## TASK TO COMPLETE
From the entries below, count every line that contains the word "Market". Please give the number and nothing else.

## DATASET ROWS

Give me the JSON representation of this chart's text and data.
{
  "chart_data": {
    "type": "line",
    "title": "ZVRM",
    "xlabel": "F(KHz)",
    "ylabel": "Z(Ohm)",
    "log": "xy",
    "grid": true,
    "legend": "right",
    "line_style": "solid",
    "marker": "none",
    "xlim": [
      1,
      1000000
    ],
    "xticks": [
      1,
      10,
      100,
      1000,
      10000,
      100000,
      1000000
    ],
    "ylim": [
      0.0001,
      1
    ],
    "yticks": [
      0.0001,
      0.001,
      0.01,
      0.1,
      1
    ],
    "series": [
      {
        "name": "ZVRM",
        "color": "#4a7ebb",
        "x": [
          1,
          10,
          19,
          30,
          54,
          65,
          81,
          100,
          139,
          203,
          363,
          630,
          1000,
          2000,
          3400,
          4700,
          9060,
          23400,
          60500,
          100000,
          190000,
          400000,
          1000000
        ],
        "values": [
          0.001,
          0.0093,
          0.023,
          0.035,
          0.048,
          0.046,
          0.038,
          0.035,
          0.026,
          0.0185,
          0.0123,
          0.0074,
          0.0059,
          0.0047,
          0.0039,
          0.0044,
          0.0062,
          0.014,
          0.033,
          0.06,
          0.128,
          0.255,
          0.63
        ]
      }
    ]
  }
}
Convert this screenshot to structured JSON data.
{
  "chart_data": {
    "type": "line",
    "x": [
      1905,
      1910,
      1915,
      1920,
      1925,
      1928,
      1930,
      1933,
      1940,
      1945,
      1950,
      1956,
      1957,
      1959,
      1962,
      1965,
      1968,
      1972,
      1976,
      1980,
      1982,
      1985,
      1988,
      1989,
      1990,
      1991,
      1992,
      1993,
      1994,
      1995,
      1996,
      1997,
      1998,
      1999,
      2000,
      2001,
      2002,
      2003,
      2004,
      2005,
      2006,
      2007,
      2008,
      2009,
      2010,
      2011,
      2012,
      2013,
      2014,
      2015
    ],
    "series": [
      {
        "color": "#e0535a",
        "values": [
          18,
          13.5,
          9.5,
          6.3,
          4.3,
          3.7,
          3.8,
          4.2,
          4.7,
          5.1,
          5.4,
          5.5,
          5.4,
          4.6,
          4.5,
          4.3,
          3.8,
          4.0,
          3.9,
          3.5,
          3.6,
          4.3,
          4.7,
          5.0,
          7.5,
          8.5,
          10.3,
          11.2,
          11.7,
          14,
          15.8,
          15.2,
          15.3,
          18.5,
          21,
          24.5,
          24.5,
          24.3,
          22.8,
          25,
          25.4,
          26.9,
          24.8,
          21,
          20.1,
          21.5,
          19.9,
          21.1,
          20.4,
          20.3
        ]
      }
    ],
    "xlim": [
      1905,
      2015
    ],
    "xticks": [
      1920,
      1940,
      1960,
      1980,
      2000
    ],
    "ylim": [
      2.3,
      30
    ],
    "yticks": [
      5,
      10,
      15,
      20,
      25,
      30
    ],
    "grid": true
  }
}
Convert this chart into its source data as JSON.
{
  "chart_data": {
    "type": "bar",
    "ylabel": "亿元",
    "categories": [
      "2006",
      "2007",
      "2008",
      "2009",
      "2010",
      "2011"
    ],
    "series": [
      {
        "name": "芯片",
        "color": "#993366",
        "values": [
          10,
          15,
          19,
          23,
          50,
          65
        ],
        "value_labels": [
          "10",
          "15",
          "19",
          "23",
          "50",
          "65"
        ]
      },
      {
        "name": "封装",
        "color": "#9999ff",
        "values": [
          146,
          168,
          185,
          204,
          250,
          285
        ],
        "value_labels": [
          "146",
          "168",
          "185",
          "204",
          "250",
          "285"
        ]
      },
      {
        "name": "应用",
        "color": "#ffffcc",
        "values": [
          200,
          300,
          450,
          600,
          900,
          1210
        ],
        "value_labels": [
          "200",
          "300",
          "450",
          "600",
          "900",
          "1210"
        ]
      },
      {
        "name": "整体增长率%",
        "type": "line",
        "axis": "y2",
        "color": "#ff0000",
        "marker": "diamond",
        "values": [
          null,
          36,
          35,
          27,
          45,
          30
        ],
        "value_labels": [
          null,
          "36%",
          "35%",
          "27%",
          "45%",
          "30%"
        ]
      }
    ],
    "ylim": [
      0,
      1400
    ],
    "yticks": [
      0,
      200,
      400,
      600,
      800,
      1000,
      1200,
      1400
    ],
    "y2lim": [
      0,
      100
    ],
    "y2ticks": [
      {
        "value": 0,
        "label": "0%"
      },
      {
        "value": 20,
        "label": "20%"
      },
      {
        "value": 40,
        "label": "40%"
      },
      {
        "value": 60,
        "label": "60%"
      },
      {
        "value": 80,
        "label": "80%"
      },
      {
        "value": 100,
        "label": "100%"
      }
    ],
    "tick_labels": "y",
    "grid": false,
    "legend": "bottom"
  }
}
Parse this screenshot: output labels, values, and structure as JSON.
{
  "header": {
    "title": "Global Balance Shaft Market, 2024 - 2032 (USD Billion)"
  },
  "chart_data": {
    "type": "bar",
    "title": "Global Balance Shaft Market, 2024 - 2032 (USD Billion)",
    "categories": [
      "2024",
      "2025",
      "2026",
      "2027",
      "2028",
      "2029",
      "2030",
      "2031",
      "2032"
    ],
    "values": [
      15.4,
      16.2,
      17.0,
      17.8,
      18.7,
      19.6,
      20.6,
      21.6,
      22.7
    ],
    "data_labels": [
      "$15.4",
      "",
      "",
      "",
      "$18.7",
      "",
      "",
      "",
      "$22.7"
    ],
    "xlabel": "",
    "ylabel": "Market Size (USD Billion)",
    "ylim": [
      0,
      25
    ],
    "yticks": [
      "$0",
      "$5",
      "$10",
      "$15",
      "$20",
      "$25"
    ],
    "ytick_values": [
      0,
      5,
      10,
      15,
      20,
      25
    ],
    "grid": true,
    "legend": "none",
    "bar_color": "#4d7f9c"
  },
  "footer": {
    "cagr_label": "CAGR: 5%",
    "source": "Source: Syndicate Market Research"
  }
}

## FINISHED TASK
4